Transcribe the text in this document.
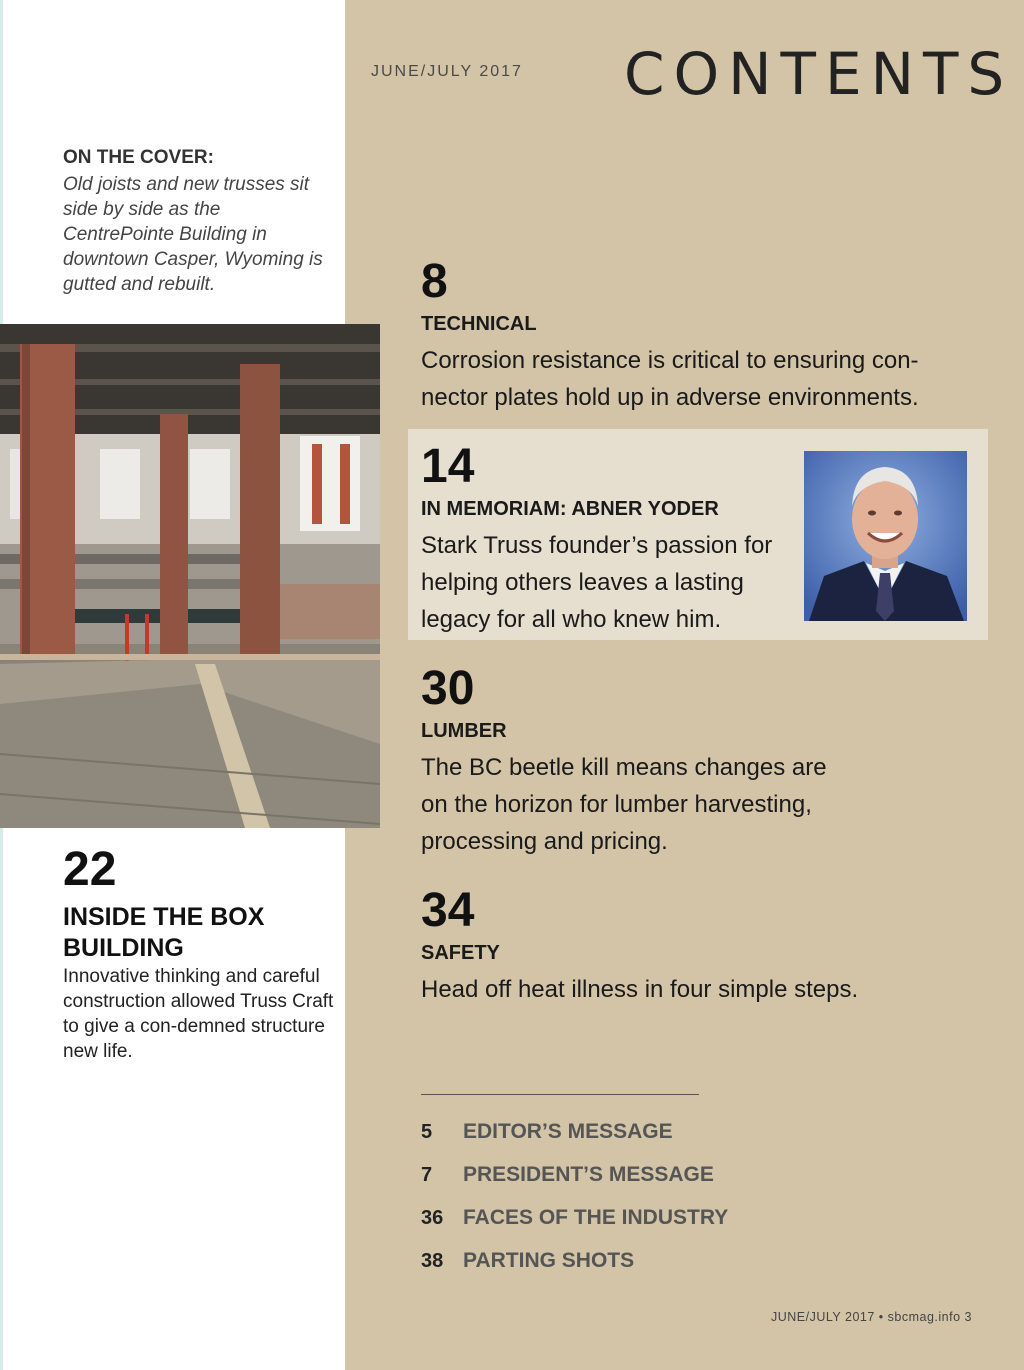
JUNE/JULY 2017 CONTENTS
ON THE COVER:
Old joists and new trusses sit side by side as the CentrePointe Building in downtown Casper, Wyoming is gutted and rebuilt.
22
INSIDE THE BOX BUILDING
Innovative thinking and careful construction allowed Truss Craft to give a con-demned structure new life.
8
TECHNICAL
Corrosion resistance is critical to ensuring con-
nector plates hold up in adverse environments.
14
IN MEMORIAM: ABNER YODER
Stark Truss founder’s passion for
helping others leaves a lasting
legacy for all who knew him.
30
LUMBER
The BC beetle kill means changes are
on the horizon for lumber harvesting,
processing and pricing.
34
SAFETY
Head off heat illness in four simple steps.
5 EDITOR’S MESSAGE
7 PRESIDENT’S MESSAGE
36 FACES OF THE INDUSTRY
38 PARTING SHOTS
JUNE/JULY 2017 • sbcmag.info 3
===
Leave out every picture and copy the rest of the records exactly.

Transcribe the text in this document.
JUNE/JULY 2017 CONTENTS
ON THE COVER:
Old joists and new trusses sit side by side as the CentrePointe Building in downtown Casper, Wyoming is gutted and rebuilt.
22
INSIDE THE BOX BUILDING
Innovative thinking and careful construction allowed Truss Craft to give a con-demned structure new life.
8
TECHNICAL
Corrosion resistance is critical to ensuring con-
nector plates hold up in adverse environments.
14
IN MEMORIAM: ABNER YODER
Stark Truss founder’s passion for
helping others leaves a lasting
legacy for all who knew him.
30
LUMBER
The BC beetle kill means changes are
on the horizon for lumber harvesting,
processing and pricing.
34
SAFETY
Head off heat illness in four simple steps.
5 EDITOR’S MESSAGE
7 PRESIDENT’S MESSAGE
36 FACES OF THE INDUSTRY
38 PARTING SHOTS
JUNE/JULY 2017 • sbcmag.info 3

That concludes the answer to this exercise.